* Problem statement *
Copy out every line that contains "label".

* Provided entries *
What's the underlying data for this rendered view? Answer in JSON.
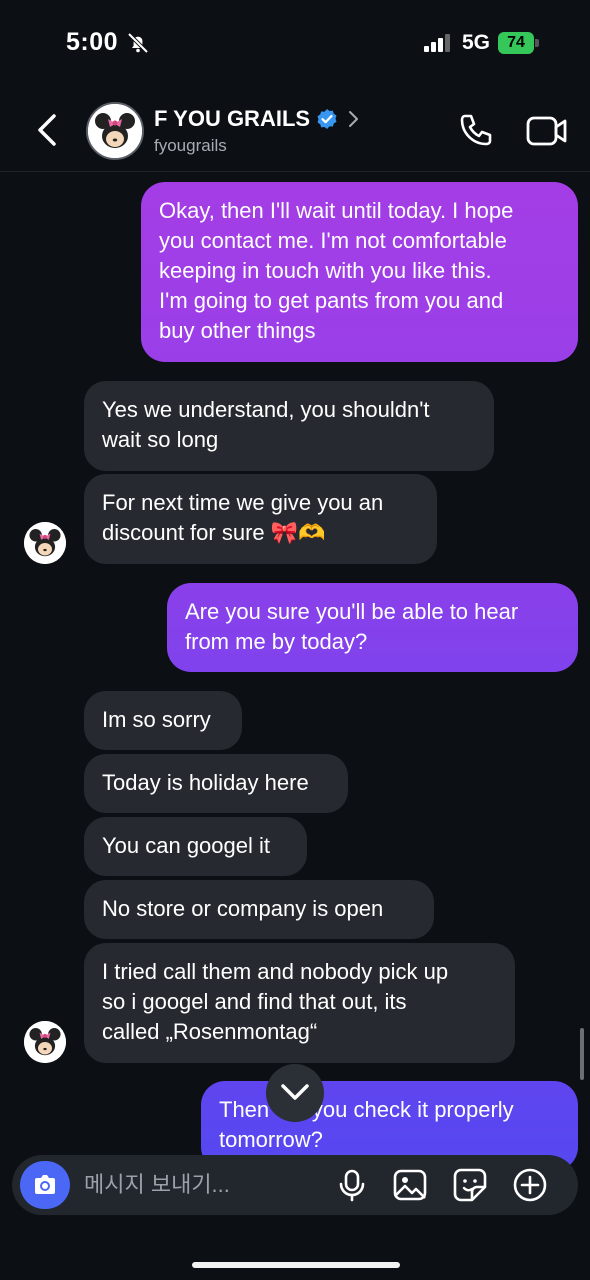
{
  "status_bar": {
    "time": "5:00",
    "network": "5G",
    "battery": "74"
  },
  "header": {
    "title": "F YOU GRAILS",
    "handle": "fyougrails"
  },
  "messages": [
    {
      "text": "Okay, then I'll wait until today. I hope\nyou contact me. I'm not comfortable\nkeeping in touch with you like this.\nI'm going to get pants from you and\nbuy other things"
    },
    {
      "text": "Yes we understand, you shouldn't\nwait so long"
    },
    {
      "text": "For next time we give you an\ndiscount for sure 🎀🫶"
    },
    {
      "text": "Are you sure you'll be able to hear\nfrom me by today?"
    },
    {
      "text": "Im so sorry"
    },
    {
      "text": "Today is holiday here"
    },
    {
      "text": "You can googel it"
    },
    {
      "text": "No store or company is open"
    },
    {
      "text": "I tried call them and nobody pick up\nso i googel and find that out, its\ncalled „Rosenmontag“"
    },
    {
      "text": "Then will you check it properly\ntomorrow?"
    }
  ],
  "composer": {
    "placeholder": "메시지 보내기..."
  },
  "colors": {
    "outgoing_top": "#a43de6",
    "outgoing_bottom": "#5a45f0",
    "incoming": "#262a30",
    "accent": "#4b67f5",
    "verified": "#3797f0"
  },
  "icons": [
    "bell-off-icon",
    "signal-icon",
    "battery-icon",
    "back-icon",
    "verified-icon",
    "chevron-right-icon",
    "phone-icon",
    "video-icon",
    "chevron-down-icon",
    "camera-icon",
    "microphone-icon",
    "gallery-icon",
    "sticker-icon",
    "plus-icon"
  ]
}
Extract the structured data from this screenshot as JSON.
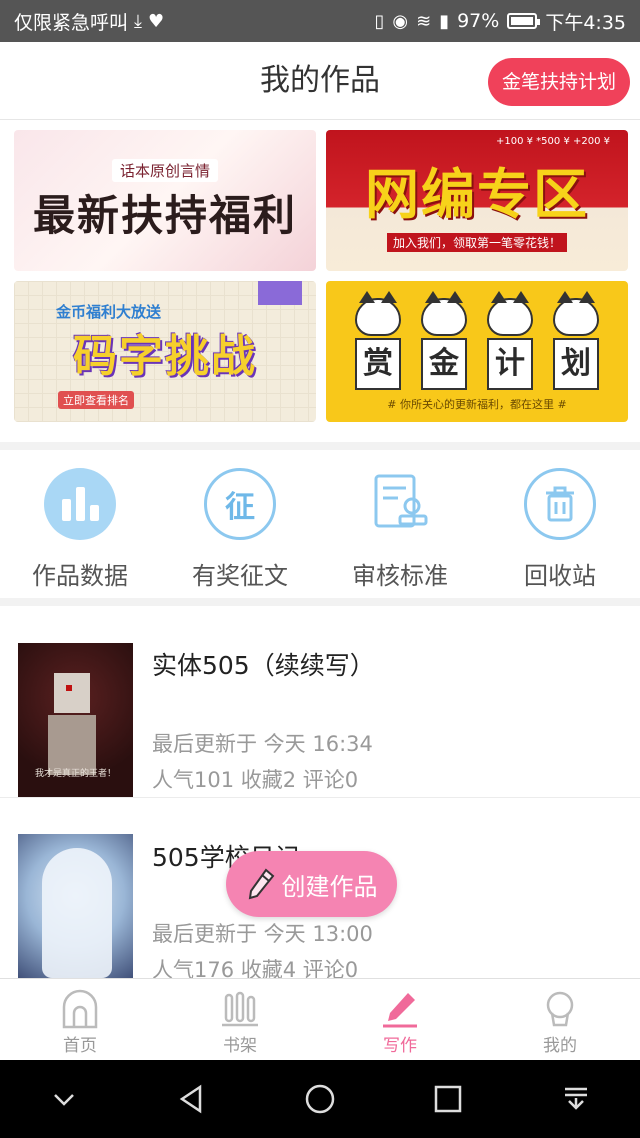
{
  "status_bar": {
    "left_text": "仅限紧急呼叫",
    "battery": "97%",
    "time": "下午4:35"
  },
  "header": {
    "title": "我的作品",
    "plan_button": "金笔扶持计划"
  },
  "banners": {
    "b1_small": "话本原创言情",
    "b1_big": "最新扶持福利",
    "b2_big": "网编专区",
    "b2_small": "加入我们，领取第一笔零花钱！",
    "b2_nums": "+100 ¥   *500 ¥   +200 ¥",
    "b3_small": "金币福利大放送",
    "b3_big": "码字挑战",
    "b3_link": "立即查看排名",
    "b4_chars": [
      "赏",
      "金",
      "计",
      "划"
    ],
    "b4_small": "# 你所关心的更新福利，都在这里 #"
  },
  "tools": [
    {
      "label": "作品数据"
    },
    {
      "label": "有奖征文",
      "glyph": "征"
    },
    {
      "label": "审核标准"
    },
    {
      "label": "回收站"
    }
  ],
  "works": [
    {
      "title": "实体505（续续写）",
      "updated": "最后更新于 今天 16:34",
      "stats": "人气101 收藏2 评论0",
      "cover_caption": "我才是真正的王者！"
    },
    {
      "title": "505学校日记",
      "updated": "最后更新于 今天 13:00",
      "stats": "人气176 收藏4 评论0"
    }
  ],
  "fab": {
    "label": "创建作品"
  },
  "tabbar": [
    {
      "label": "首页",
      "icon": "home-icon"
    },
    {
      "label": "书架",
      "icon": "bookshelf-icon"
    },
    {
      "label": "写作",
      "icon": "pencil-icon",
      "active": true
    },
    {
      "label": "我的",
      "icon": "profile-icon"
    }
  ],
  "colors": {
    "accent_pink": "#f06a9a",
    "plan_red": "#f0415a",
    "icon_blue": "#8cc8ef"
  }
}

* Solved exercise *
      "label": "作品数据"
      "label": "有奖征文",
      "label": "审核标准"
      "label": "回收站"
    "label": "创建作品"
      "label": "首页",
      "label": "书架",
      "label": "写作",
      "label": "我的",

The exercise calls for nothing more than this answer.